[Data entries]
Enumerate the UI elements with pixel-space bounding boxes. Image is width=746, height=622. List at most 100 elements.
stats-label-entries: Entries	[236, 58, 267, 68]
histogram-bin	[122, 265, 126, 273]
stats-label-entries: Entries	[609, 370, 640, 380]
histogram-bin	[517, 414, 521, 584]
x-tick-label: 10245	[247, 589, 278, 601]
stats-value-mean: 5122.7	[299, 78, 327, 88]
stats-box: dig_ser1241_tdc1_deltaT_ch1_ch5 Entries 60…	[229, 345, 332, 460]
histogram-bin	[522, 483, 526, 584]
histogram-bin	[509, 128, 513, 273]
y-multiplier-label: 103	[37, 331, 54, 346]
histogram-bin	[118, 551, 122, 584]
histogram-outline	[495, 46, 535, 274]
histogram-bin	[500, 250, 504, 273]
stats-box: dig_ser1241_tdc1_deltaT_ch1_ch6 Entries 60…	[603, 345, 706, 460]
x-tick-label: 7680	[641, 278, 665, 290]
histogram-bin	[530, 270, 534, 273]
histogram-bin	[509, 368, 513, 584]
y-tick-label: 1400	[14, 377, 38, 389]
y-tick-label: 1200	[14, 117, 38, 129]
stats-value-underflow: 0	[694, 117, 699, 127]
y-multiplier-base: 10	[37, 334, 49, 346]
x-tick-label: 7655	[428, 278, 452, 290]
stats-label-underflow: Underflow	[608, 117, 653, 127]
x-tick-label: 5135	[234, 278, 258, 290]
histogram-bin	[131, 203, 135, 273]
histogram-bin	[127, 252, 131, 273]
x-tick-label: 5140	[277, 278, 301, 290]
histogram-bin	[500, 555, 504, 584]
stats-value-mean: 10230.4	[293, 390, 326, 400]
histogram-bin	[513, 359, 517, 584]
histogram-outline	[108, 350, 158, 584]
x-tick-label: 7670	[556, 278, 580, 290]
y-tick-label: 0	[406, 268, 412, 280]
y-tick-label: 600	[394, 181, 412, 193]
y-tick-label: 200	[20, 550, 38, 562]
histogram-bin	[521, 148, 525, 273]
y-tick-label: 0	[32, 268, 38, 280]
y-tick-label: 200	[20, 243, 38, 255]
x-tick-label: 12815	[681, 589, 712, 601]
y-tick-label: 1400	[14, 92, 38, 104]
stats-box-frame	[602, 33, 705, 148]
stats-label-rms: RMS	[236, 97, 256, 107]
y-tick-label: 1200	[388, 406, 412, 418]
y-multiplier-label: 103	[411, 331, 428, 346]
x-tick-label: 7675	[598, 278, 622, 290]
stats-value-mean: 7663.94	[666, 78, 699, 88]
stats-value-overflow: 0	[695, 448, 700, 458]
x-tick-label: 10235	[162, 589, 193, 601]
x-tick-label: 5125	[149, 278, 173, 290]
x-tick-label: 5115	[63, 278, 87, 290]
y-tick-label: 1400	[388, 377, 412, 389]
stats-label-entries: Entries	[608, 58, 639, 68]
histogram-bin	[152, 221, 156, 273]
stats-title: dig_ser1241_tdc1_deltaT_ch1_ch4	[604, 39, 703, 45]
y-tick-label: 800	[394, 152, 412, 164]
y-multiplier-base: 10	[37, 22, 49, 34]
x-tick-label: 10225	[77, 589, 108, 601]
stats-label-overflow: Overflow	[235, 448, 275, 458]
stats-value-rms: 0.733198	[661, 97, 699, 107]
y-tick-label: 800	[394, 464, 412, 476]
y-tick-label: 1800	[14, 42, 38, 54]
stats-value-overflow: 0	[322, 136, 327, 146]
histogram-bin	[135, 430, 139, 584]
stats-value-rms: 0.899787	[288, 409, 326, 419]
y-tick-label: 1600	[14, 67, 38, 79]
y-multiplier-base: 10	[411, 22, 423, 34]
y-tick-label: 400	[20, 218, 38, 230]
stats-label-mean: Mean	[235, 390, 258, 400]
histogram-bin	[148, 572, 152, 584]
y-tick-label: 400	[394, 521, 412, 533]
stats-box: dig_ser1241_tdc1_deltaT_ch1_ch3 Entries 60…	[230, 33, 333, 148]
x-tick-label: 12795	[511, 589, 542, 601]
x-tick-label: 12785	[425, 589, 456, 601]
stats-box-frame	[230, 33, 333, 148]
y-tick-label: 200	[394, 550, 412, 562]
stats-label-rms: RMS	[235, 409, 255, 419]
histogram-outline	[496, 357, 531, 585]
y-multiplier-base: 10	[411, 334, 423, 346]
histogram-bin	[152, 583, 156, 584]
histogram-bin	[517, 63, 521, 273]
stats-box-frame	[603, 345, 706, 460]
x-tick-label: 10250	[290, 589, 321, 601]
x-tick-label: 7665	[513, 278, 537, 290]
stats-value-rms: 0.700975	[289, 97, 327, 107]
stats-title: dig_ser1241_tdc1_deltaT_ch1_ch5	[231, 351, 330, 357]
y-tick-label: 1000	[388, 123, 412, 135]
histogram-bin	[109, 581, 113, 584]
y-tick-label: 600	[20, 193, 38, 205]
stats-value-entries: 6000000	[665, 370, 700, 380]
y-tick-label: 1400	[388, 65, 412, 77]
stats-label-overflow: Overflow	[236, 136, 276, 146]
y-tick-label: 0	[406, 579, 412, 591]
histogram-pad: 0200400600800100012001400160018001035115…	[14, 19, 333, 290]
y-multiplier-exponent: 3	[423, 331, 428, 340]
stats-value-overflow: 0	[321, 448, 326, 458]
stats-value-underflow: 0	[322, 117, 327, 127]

_Your objective_
Write out every line of the listing above exactly as it appears, changing nothing.

_Output for this exercise_
Enumerate the UI elements with pixel-space bounding boxes. Image is width=746, height=622. List at most 100 elements.
stats-label-entries: Entries	[236, 58, 267, 68]
histogram-bin	[122, 265, 126, 273]
stats-label-entries: Entries	[609, 370, 640, 380]
histogram-bin	[517, 414, 521, 584]
x-tick-label: 10245	[247, 589, 278, 601]
stats-value-mean: 5122.7	[299, 78, 327, 88]
stats-box: dig_ser1241_tdc1_deltaT_ch1_ch5 Entries 60…	[229, 345, 332, 460]
histogram-bin	[522, 483, 526, 584]
histogram-bin	[509, 128, 513, 273]
y-multiplier-label: 103	[37, 331, 54, 346]
histogram-bin	[118, 551, 122, 584]
histogram-outline	[495, 46, 535, 274]
histogram-bin	[500, 250, 504, 273]
stats-box: dig_ser1241_tdc1_deltaT_ch1_ch6 Entries 60…	[603, 345, 706, 460]
x-tick-label: 7680	[641, 278, 665, 290]
histogram-bin	[530, 270, 534, 273]
histogram-bin	[509, 368, 513, 584]
y-tick-label: 1400	[14, 377, 38, 389]
y-tick-label: 1200	[14, 117, 38, 129]
stats-value-underflow: 0	[694, 117, 699, 127]
y-multiplier-base: 10	[37, 334, 49, 346]
x-tick-label: 7655	[428, 278, 452, 290]
stats-label-underflow: Underflow	[608, 117, 653, 127]
x-tick-label: 5135	[234, 278, 258, 290]
histogram-bin	[131, 203, 135, 273]
histogram-bin	[127, 252, 131, 273]
x-tick-label: 5140	[277, 278, 301, 290]
histogram-bin	[500, 555, 504, 584]
stats-value-mean: 10230.4	[293, 390, 326, 400]
histogram-bin	[513, 359, 517, 584]
histogram-outline	[108, 350, 158, 584]
x-tick-label: 7670	[556, 278, 580, 290]
y-tick-label: 0	[406, 268, 412, 280]
y-tick-label: 600	[394, 181, 412, 193]
y-tick-label: 200	[20, 550, 38, 562]
histogram-bin	[521, 148, 525, 273]
y-tick-label: 0	[32, 268, 38, 280]
y-tick-label: 200	[20, 243, 38, 255]
x-tick-label: 12815	[681, 589, 712, 601]
y-tick-label: 1400	[14, 92, 38, 104]
stats-box-frame	[602, 33, 705, 148]
stats-label-rms: RMS	[236, 97, 256, 107]
y-tick-label: 1200	[388, 406, 412, 418]
y-multiplier-label: 103	[411, 331, 428, 346]
x-tick-label: 7675	[598, 278, 622, 290]
stats-value-mean: 7663.94	[666, 78, 699, 88]
stats-value-overflow: 0	[695, 448, 700, 458]
x-tick-label: 10235	[162, 589, 193, 601]
x-tick-label: 5125	[149, 278, 173, 290]
x-tick-label: 5115	[63, 278, 87, 290]
y-tick-label: 1400	[388, 377, 412, 389]
stats-label-entries: Entries	[608, 58, 639, 68]
histogram-bin	[152, 221, 156, 273]
stats-title: dig_ser1241_tdc1_deltaT_ch1_ch4	[604, 39, 703, 45]
y-tick-label: 800	[394, 152, 412, 164]
y-multiplier-base: 10	[37, 22, 49, 34]
x-tick-label: 10225	[77, 589, 108, 601]
stats-label-overflow: Overflow	[235, 448, 275, 458]
stats-value-rms: 0.733198	[661, 97, 699, 107]
y-tick-label: 800	[394, 464, 412, 476]
y-tick-label: 1800	[14, 42, 38, 54]
stats-value-overflow: 0	[322, 136, 327, 146]
histogram-bin	[135, 430, 139, 584]
stats-value-rms: 0.899787	[288, 409, 326, 419]
y-tick-label: 1600	[14, 67, 38, 79]
y-multiplier-base: 10	[411, 22, 423, 34]
y-tick-label: 400	[20, 218, 38, 230]
stats-label-mean: Mean	[235, 390, 258, 400]
histogram-bin	[148, 572, 152, 584]
y-tick-label: 400	[394, 521, 412, 533]
stats-box: dig_ser1241_tdc1_deltaT_ch1_ch3 Entries 60…	[230, 33, 333, 148]
x-tick-label: 12795	[511, 589, 542, 601]
x-tick-label: 12785	[425, 589, 456, 601]
stats-box-frame	[230, 33, 333, 148]
y-tick-label: 200	[394, 550, 412, 562]
stats-label-rms: RMS	[235, 409, 255, 419]
histogram-outline	[496, 357, 531, 585]
y-multiplier-base: 10	[411, 334, 423, 346]
histogram-bin	[152, 583, 156, 584]
histogram-bin	[517, 63, 521, 273]
stats-box-frame	[603, 345, 706, 460]
x-tick-label: 10250	[290, 589, 321, 601]
x-tick-label: 7665	[513, 278, 537, 290]
stats-value-rms: 0.700975	[289, 97, 327, 107]
stats-title: dig_ser1241_tdc1_deltaT_ch1_ch5	[231, 351, 330, 357]
y-tick-label: 1000	[388, 123, 412, 135]
histogram-bin	[109, 581, 113, 584]
y-tick-label: 600	[20, 193, 38, 205]
stats-value-entries: 6000000	[665, 370, 700, 380]
y-tick-label: 1400	[388, 65, 412, 77]
stats-label-overflow: Overflow	[236, 136, 276, 146]
y-tick-label: 0	[406, 579, 412, 591]
histogram-pad: 0200400600800100012001400160018001035115…	[14, 19, 333, 290]
y-multiplier-exponent: 3	[423, 331, 428, 340]
stats-value-overflow: 0	[321, 448, 326, 458]
stats-value-underflow: 0	[322, 117, 327, 127]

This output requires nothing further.